### SET EXERCISE
Transcribe each line exactly.

### LISTED ENTRIES
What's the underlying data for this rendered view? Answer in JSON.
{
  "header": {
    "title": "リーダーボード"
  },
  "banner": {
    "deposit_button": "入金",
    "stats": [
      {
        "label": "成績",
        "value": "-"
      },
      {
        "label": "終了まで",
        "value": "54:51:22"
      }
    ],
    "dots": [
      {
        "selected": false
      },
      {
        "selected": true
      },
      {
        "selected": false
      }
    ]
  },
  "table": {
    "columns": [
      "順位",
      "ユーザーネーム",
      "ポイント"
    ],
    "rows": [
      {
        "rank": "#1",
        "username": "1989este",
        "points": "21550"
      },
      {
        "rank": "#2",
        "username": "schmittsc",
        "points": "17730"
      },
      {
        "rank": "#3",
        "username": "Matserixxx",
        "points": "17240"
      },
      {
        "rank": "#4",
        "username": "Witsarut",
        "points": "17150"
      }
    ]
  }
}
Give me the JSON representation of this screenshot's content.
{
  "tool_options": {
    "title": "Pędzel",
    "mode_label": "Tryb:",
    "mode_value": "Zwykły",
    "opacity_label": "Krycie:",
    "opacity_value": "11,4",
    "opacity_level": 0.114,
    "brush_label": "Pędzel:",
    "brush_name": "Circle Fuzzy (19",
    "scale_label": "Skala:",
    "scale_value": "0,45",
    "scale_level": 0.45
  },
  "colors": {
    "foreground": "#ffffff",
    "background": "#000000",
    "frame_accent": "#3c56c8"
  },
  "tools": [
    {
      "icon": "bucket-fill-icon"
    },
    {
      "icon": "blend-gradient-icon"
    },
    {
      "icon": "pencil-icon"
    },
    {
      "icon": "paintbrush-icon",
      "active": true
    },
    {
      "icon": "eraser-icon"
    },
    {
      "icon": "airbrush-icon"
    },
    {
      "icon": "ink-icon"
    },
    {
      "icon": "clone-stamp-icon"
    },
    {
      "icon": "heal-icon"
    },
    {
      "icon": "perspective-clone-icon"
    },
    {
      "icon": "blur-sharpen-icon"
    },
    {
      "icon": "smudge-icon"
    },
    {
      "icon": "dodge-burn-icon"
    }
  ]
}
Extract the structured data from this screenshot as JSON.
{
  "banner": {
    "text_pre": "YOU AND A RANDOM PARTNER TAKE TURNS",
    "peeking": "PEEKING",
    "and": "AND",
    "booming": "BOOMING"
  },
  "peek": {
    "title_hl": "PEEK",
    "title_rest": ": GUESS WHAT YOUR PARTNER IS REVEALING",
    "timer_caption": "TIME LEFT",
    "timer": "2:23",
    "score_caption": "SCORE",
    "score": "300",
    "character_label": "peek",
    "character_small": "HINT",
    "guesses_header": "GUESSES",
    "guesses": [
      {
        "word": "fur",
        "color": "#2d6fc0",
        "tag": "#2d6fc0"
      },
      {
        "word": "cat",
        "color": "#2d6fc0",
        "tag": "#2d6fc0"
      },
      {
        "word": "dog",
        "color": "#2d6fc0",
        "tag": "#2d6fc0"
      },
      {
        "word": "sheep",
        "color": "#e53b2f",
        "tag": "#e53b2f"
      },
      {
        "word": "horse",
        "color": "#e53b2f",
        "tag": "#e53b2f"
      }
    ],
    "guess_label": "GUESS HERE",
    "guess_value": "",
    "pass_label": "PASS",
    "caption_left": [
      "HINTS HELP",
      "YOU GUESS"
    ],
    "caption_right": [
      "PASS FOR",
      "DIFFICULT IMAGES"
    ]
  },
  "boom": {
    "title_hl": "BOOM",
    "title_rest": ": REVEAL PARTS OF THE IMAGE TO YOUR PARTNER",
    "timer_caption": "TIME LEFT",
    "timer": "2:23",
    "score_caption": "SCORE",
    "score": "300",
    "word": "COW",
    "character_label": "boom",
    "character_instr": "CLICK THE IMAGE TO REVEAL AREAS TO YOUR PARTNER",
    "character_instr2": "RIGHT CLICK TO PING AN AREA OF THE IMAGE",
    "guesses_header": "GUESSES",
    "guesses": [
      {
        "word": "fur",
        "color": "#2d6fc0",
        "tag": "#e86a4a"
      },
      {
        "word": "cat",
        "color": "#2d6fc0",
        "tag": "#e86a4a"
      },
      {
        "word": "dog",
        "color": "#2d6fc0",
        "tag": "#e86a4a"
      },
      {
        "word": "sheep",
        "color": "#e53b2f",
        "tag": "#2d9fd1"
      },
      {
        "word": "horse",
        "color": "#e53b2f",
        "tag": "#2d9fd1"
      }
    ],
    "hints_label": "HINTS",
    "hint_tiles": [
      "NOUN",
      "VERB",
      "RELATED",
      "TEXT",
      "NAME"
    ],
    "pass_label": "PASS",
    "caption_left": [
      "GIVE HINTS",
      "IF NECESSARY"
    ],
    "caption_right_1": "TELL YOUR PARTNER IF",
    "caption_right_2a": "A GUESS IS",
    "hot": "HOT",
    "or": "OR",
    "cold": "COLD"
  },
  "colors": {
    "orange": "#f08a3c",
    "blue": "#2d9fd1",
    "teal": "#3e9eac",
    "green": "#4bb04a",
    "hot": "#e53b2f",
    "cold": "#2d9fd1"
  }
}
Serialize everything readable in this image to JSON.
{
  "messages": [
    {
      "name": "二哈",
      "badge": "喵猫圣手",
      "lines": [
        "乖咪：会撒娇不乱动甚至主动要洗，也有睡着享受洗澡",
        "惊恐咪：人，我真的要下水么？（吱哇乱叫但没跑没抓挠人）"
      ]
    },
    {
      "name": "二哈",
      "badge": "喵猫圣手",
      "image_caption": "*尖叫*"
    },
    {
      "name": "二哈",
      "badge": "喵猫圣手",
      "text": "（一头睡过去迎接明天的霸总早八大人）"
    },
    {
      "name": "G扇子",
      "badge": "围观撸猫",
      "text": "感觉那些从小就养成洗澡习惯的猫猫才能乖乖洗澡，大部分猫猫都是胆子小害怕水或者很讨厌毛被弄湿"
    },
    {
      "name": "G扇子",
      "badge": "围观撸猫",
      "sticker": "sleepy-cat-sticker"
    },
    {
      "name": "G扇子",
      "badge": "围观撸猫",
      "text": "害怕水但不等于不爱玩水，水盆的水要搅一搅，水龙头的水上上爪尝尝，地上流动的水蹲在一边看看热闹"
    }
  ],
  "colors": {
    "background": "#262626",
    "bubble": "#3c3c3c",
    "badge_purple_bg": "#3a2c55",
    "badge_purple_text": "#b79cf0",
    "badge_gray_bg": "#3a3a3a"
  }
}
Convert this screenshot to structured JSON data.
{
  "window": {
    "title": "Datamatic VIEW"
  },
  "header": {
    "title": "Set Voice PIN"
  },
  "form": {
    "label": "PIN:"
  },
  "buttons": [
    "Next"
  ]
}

### IN RESPONSE
What's the underlying data for this rendered view? Answer in JSON.
{
  "header": {
    "title": "リーダーボード"
  },
  "banner": {
    "deposit_button": "入金",
    "stats": [
      {
        "label": "成績",
        "value": "-"
      },
      {
        "label": "終了まで",
        "value": "54:51:22"
      }
    ],
    "dots": [
      {
        "selected": false
      },
      {
        "selected": true
      },
      {
        "selected": false
      }
    ]
  },
  "table": {
    "columns": [
      "順位",
      "ユーザーネーム",
      "ポイント"
    ],
    "rows": [
      {
        "rank": "#1",
        "username": "1989este",
        "points": "21550"
      },
      {
        "rank": "#2",
        "username": "schmittsc",
        "points": "17730"
      },
      {
        "rank": "#3",
        "username": "Matserixxx",
        "points": "17240"
      },
      {
        "rank": "#4",
        "username": "Witsarut",
        "points": "17150"
      }
    ]
  }
}
Give me the JSON representation of this screenshot's content.
{
  "tool_options": {
    "title": "Pędzel",
    "mode_label": "Tryb:",
    "mode_value": "Zwykły",
    "opacity_label": "Krycie:",
    "opacity_value": "11,4",
    "opacity_level": 0.114,
    "brush_label": "Pędzel:",
    "brush_name": "Circle Fuzzy (19",
    "scale_label": "Skala:",
    "scale_value": "0,45",
    "scale_level": 0.45
  },
  "colors": {
    "foreground": "#ffffff",
    "background": "#000000",
    "frame_accent": "#3c56c8"
  },
  "tools": [
    {
      "icon": "bucket-fill-icon"
    },
    {
      "icon": "blend-gradient-icon"
    },
    {
      "icon": "pencil-icon"
    },
    {
      "icon": "paintbrush-icon",
      "active": true
    },
    {
      "icon": "eraser-icon"
    },
    {
      "icon": "airbrush-icon"
    },
    {
      "icon": "ink-icon"
    },
    {
      "icon": "clone-stamp-icon"
    },
    {
      "icon": "heal-icon"
    },
    {
      "icon": "perspective-clone-icon"
    },
    {
      "icon": "blur-sharpen-icon"
    },
    {
      "icon": "smudge-icon"
    },
    {
      "icon": "dodge-burn-icon"
    }
  ]
}
Extract the structured data from this screenshot as JSON.
{
  "banner": {
    "text_pre": "YOU AND A RANDOM PARTNER TAKE TURNS",
    "peeking": "PEEKING",
    "and": "AND",
    "booming": "BOOMING"
  },
  "peek": {
    "title_hl": "PEEK",
    "title_rest": ": GUESS WHAT YOUR PARTNER IS REVEALING",
    "timer_caption": "TIME LEFT",
    "timer": "2:23",
    "score_caption": "SCORE",
    "score": "300",
    "character_label": "peek",
    "character_small": "HINT",
    "guesses_header": "GUESSES",
    "guesses": [
      {
        "word": "fur",
        "color": "#2d6fc0",
        "tag": "#2d6fc0"
      },
      {
        "word": "cat",
        "color": "#2d6fc0",
        "tag": "#2d6fc0"
      },
      {
        "word": "dog",
        "color": "#2d6fc0",
        "tag": "#2d6fc0"
      },
      {
        "word": "sheep",
        "color": "#e53b2f",
        "tag": "#e53b2f"
      },
      {
        "word": "horse",
        "color": "#e53b2f",
        "tag": "#e53b2f"
      }
    ],
    "guess_label": "GUESS HERE",
    "guess_value": "",
    "pass_label": "PASS",
    "caption_left": [
      "HINTS HELP",
      "YOU GUESS"
    ],
    "caption_right": [
      "PASS FOR",
      "DIFFICULT IMAGES"
    ]
  },
  "boom": {
    "title_hl": "BOOM",
    "title_rest": ": REVEAL PARTS OF THE IMAGE TO YOUR PARTNER",
    "timer_caption": "TIME LEFT",
    "timer": "2:23",
    "score_caption": "SCORE",
    "score": "300",
    "word": "COW",
    "character_label": "boom",
    "character_instr": "CLICK THE IMAGE TO REVEAL AREAS TO YOUR PARTNER",
    "character_instr2": "RIGHT CLICK TO PING AN AREA OF THE IMAGE",
    "guesses_header": "GUESSES",
    "guesses": [
      {
        "word": "fur",
        "color": "#2d6fc0",
        "tag": "#e86a4a"
      },
      {
        "word": "cat",
        "color": "#2d6fc0",
        "tag": "#e86a4a"
      },
      {
        "word": "dog",
        "color": "#2d6fc0",
        "tag": "#e86a4a"
      },
      {
        "word": "sheep",
        "color": "#e53b2f",
        "tag": "#2d9fd1"
      },
      {
        "word": "horse",
        "color": "#e53b2f",
        "tag": "#2d9fd1"
      }
    ],
    "hints_label": "HINTS",
    "hint_tiles": [
      "NOUN",
      "VERB",
      "RELATED",
      "TEXT",
      "NAME"
    ],
    "pass_label": "PASS",
    "caption_left": [
      "GIVE HINTS",
      "IF NECESSARY"
    ],
    "caption_right_1": "TELL YOUR PARTNER IF",
    "caption_right_2a": "A GUESS IS",
    "hot": "HOT",
    "or": "OR",
    "cold": "COLD"
  },
  "colors": {
    "orange": "#f08a3c",
    "blue": "#2d9fd1",
    "teal": "#3e9eac",
    "green": "#4bb04a",
    "hot": "#e53b2f",
    "cold": "#2d9fd1"
  }
}
Serialize everything readable in this image to JSON.
{
  "messages": [
    {
      "name": "二哈",
      "badge": "喵猫圣手",
      "lines": [
        "乖咪：会撒娇不乱动甚至主动要洗，也有睡着享受洗澡",
        "惊恐咪：人，我真的要下水么？（吱哇乱叫但没跑没抓挠人）"
      ]
    },
    {
      "name": "二哈",
      "badge": "喵猫圣手",
      "image_caption": "*尖叫*"
    },
    {
      "name": "二哈",
      "badge": "喵猫圣手",
      "text": "（一头睡过去迎接明天的霸总早八大人）"
    },
    {
      "name": "G扇子",
      "badge": "围观撸猫",
      "text": "感觉那些从小就养成洗澡习惯的猫猫才能乖乖洗澡，大部分猫猫都是胆子小害怕水或者很讨厌毛被弄湿"
    },
    {
      "name": "G扇子",
      "badge": "围观撸猫",
      "sticker": "sleepy-cat-sticker"
    },
    {
      "name": "G扇子",
      "badge": "围观撸猫",
      "text": "害怕水但不等于不爱玩水，水盆的水要搅一搅，水龙头的水上上爪尝尝，地上流动的水蹲在一边看看热闹"
    }
  ],
  "colors": {
    "background": "#262626",
    "bubble": "#3c3c3c",
    "badge_purple_bg": "#3a2c55",
    "badge_purple_text": "#b79cf0",
    "badge_gray_bg": "#3a3a3a"
  }
}
Convert this screenshot to structured JSON data.
{
  "window": {
    "title": "Datamatic VIEW"
  },
  "header": {
    "title": "Set Voice PIN"
  },
  "form": {
    "label": "PIN:"
  },
  "buttons": [
    "Next"
  ]
}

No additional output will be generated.